▶ [Exercise directions]: Locate the line that contains "Transcribe the text in this document.". Print it and every subsequent line through the final line of the records, exactly and only those.

▶ [Task material]:
>> BEGIN
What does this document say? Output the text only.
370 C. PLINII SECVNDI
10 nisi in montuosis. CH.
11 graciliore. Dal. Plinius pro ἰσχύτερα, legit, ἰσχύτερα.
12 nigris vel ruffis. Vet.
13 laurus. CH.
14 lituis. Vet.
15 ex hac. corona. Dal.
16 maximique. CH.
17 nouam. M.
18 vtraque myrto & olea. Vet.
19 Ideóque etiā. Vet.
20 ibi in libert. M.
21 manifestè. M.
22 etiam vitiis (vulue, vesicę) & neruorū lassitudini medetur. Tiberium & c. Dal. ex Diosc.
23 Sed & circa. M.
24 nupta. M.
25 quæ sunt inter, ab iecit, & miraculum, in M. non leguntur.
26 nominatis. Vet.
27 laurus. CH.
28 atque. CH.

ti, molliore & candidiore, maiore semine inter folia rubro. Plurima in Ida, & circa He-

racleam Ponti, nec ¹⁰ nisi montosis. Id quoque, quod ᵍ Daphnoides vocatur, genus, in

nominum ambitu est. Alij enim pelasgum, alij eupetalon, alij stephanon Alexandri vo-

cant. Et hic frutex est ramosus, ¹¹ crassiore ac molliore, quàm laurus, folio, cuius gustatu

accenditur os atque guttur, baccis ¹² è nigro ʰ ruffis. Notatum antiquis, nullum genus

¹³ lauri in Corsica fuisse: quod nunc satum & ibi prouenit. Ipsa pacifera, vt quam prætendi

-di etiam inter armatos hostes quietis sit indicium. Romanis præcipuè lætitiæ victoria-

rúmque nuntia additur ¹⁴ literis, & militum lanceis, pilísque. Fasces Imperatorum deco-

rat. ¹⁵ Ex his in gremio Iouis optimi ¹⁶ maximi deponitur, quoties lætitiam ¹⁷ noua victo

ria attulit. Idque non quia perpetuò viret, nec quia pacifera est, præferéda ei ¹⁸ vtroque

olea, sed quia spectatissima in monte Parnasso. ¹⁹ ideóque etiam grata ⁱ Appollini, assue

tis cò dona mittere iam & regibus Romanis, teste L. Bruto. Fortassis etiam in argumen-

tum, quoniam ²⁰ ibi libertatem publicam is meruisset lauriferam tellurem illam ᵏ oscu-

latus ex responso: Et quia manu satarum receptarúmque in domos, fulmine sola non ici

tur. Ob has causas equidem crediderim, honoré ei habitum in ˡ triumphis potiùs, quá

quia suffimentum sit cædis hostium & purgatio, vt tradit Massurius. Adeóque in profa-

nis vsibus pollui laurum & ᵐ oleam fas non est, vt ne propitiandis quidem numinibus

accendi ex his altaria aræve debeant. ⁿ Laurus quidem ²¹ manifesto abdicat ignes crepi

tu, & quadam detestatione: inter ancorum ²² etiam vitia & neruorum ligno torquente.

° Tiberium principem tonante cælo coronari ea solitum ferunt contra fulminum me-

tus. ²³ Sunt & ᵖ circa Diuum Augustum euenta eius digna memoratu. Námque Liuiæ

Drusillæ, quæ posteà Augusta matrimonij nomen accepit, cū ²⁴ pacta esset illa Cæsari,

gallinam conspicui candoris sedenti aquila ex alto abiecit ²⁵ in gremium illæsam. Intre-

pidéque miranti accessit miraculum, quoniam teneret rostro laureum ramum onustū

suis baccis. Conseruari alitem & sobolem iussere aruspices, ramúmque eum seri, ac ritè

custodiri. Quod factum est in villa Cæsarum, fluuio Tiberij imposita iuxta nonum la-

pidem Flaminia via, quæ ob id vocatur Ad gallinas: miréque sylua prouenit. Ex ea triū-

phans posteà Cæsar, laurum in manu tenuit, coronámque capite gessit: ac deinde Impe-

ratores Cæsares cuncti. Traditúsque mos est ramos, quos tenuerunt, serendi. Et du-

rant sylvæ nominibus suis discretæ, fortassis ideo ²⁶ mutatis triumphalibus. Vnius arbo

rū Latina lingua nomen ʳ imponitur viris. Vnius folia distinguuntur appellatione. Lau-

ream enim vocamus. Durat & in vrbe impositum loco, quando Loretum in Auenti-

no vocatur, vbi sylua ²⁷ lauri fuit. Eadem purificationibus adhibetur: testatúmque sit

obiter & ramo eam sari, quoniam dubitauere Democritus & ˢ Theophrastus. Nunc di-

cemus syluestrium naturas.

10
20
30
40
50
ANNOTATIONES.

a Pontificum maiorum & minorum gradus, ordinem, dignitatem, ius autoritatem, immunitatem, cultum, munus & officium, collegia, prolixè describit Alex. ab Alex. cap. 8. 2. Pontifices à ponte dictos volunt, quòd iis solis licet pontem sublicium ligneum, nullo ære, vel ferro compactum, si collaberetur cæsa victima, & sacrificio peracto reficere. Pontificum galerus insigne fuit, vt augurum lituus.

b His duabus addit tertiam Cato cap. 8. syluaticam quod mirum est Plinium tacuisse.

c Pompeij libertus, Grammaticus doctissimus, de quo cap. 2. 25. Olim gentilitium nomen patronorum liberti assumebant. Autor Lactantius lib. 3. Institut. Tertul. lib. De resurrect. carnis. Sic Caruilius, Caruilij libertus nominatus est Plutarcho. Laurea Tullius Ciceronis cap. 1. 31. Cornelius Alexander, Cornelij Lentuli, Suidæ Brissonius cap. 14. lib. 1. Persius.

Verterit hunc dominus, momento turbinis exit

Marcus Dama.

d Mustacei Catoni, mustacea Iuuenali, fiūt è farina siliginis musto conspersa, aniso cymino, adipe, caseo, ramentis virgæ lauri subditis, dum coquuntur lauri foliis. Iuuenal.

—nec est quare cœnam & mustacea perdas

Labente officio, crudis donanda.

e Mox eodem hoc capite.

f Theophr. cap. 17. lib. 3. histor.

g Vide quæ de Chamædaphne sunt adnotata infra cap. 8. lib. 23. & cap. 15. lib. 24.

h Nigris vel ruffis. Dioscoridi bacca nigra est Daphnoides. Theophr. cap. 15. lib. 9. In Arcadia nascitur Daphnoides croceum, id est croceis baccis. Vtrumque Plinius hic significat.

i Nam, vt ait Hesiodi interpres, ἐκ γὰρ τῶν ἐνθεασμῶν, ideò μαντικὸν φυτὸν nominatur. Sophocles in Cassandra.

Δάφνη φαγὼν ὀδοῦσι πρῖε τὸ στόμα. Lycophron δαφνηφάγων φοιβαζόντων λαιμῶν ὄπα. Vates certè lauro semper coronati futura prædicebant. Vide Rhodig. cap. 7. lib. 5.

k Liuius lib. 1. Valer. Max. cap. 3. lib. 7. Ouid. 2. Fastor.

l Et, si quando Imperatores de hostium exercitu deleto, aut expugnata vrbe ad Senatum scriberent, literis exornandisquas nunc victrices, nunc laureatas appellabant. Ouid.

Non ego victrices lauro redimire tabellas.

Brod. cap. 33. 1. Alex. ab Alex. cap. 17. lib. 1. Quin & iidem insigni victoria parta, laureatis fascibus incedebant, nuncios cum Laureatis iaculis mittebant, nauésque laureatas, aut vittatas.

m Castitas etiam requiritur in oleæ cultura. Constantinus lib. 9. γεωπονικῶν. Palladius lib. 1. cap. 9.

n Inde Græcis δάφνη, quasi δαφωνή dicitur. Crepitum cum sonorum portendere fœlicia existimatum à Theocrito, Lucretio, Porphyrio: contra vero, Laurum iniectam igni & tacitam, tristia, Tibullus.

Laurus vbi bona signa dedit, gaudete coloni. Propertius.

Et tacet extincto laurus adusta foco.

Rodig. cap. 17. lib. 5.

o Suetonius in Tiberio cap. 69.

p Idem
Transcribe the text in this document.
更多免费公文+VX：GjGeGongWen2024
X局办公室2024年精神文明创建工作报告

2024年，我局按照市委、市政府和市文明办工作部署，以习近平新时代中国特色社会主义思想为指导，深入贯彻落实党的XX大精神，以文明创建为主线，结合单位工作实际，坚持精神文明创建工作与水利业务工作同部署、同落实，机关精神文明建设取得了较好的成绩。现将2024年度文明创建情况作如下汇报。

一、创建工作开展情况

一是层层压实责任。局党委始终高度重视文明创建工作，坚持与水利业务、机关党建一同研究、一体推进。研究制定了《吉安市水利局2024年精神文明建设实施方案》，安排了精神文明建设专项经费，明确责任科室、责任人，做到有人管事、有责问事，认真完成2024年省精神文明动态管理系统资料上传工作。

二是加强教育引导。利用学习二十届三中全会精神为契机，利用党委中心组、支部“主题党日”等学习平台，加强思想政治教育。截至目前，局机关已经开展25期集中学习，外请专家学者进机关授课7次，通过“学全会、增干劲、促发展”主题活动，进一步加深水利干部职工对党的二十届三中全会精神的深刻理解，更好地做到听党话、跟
>> END
▶ [Exercise output]:
Transcribe the text in this document.
更多免费公文+VX：GjGeGongWen2024
X局办公室2024年精神文明创建工作报告

2024年，我局按照市委、市政府和市文明办工作部署，以习近平新时代中国特色社会主义思想为指导，深入贯彻落实党的XX大精神，以文明创建为主线，结合单位工作实际，坚持精神文明创建工作与水利业务工作同部署、同落实，机关精神文明建设取得了较好的成绩。现将2024年度文明创建情况作如下汇报。

一、创建工作开展情况

一是层层压实责任。局党委始终高度重视文明创建工作，坚持与水利业务、机关党建一同研究、一体推进。研究制定了《吉安市水利局2024年精神文明建设实施方案》，安排了精神文明建设专项经费，明确责任科室、责任人，做到有人管事、有责问事，认真完成2024年省精神文明动态管理系统资料上传工作。

二是加强教育引导。利用学习二十届三中全会精神为契机，利用党委中心组、支部“主题党日”等学习平台，加强思想政治教育。截至目前，局机关已经开展25期集中学习，外请专家学者进机关授课7次，通过“学全会、增干劲、促发展”主题活动，进一步加深水利干部职工对党的二十届三中全会精神的深刻理解，更好地做到听党话、跟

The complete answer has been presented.